Transcribe the material below exactly as it appears.

┏━━

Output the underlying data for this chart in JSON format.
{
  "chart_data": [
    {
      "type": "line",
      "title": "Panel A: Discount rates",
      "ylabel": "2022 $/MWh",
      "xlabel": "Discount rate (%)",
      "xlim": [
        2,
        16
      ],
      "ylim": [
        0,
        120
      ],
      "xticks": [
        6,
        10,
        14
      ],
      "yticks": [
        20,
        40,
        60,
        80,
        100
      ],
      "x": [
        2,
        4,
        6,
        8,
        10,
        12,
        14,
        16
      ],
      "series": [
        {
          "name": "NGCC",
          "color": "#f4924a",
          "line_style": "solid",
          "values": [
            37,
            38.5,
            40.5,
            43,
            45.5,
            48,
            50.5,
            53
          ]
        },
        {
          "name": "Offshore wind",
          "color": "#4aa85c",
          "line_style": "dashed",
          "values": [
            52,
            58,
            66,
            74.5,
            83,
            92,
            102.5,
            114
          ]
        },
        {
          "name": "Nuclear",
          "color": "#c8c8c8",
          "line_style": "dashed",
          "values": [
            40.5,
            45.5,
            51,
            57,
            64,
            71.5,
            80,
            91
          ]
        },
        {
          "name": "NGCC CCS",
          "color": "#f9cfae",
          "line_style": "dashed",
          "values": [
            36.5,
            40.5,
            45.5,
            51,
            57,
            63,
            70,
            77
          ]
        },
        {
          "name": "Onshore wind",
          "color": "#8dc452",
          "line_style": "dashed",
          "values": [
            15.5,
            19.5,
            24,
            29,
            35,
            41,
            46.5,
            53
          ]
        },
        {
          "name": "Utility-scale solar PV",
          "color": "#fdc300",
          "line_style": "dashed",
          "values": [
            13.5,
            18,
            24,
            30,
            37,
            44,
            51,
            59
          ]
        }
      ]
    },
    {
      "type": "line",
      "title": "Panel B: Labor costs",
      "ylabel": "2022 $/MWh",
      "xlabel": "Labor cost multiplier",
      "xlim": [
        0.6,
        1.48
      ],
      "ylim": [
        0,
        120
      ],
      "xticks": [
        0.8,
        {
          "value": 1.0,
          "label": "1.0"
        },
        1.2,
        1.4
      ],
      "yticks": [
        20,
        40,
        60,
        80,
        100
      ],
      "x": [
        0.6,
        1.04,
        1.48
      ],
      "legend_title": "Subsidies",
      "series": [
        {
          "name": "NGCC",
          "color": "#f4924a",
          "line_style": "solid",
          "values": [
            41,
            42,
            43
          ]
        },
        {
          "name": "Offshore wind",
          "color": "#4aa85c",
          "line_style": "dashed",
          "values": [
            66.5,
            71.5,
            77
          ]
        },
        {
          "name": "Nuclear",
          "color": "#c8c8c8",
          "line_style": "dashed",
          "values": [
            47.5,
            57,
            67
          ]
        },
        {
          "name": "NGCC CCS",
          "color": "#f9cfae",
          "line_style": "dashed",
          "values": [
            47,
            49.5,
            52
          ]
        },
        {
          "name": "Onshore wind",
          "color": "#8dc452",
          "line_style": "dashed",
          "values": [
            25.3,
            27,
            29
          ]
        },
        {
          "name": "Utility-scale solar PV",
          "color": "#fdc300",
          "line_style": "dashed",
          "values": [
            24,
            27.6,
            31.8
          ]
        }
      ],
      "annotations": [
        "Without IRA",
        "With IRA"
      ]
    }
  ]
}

┗━━

Task output.
Output the underlying data for this chart in JSON format.
{
  "chart_data": [
    {
      "type": "line",
      "title": "Panel A: Discount rates",
      "ylabel": "2022 $/MWh",
      "xlabel": "Discount rate (%)",
      "xlim": [
        2,
        16
      ],
      "ylim": [
        0,
        120
      ],
      "xticks": [
        6,
        10,
        14
      ],
      "yticks": [
        20,
        40,
        60,
        80,
        100
      ],
      "x": [
        2,
        4,
        6,
        8,
        10,
        12,
        14,
        16
      ],
      "series": [
        {
          "name": "NGCC",
          "color": "#f4924a",
          "line_style": "solid",
          "values": [
            37,
            38.5,
            40.5,
            43,
            45.5,
            48,
            50.5,
            53
          ]
        },
        {
          "name": "Offshore wind",
          "color": "#4aa85c",
          "line_style": "dashed",
          "values": [
            52,
            58,
            66,
            74.5,
            83,
            92,
            102.5,
            114
          ]
        },
        {
          "name": "Nuclear",
          "color": "#c8c8c8",
          "line_style": "dashed",
          "values": [
            40.5,
            45.5,
            51,
            57,
            64,
            71.5,
            80,
            91
          ]
        },
        {
          "name": "NGCC CCS",
          "color": "#f9cfae",
          "line_style": "dashed",
          "values": [
            36.5,
            40.5,
            45.5,
            51,
            57,
            63,
            70,
            77
          ]
        },
        {
          "name": "Onshore wind",
          "color": "#8dc452",
          "line_style": "dashed",
          "values": [
            15.5,
            19.5,
            24,
            29,
            35,
            41,
            46.5,
            53
          ]
        },
        {
          "name": "Utility-scale solar PV",
          "color": "#fdc300",
          "line_style": "dashed",
          "values": [
            13.5,
            18,
            24,
            30,
            37,
            44,
            51,
            59
          ]
        }
      ]
    },
    {
      "type": "line",
      "title": "Panel B: Labor costs",
      "ylabel": "2022 $/MWh",
      "xlabel": "Labor cost multiplier",
      "xlim": [
        0.6,
        1.48
      ],
      "ylim": [
        0,
        120
      ],
      "xticks": [
        0.8,
        {
          "value": 1.0,
          "label": "1.0"
        },
        1.2,
        1.4
      ],
      "yticks": [
        20,
        40,
        60,
        80,
        100
      ],
      "x": [
        0.6,
        1.04,
        1.48
      ],
      "legend_title": "Subsidies",
      "series": [
        {
          "name": "NGCC",
          "color": "#f4924a",
          "line_style": "solid",
          "values": [
            41,
            42,
            43
          ]
        },
        {
          "name": "Offshore wind",
          "color": "#4aa85c",
          "line_style": "dashed",
          "values": [
            66.5,
            71.5,
            77
          ]
        },
        {
          "name": "Nuclear",
          "color": "#c8c8c8",
          "line_style": "dashed",
          "values": [
            47.5,
            57,
            67
          ]
        },
        {
          "name": "NGCC CCS",
          "color": "#f9cfae",
          "line_style": "dashed",
          "values": [
            47,
            49.5,
            52
          ]
        },
        {
          "name": "Onshore wind",
          "color": "#8dc452",
          "line_style": "dashed",
          "values": [
            25.3,
            27,
            29
          ]
        },
        {
          "name": "Utility-scale solar PV",
          "color": "#fdc300",
          "line_style": "dashed",
          "values": [
            24,
            27.6,
            31.8
          ]
        }
      ],
      "annotations": [
        "Without IRA",
        "With IRA"
      ]
    }
  ]
}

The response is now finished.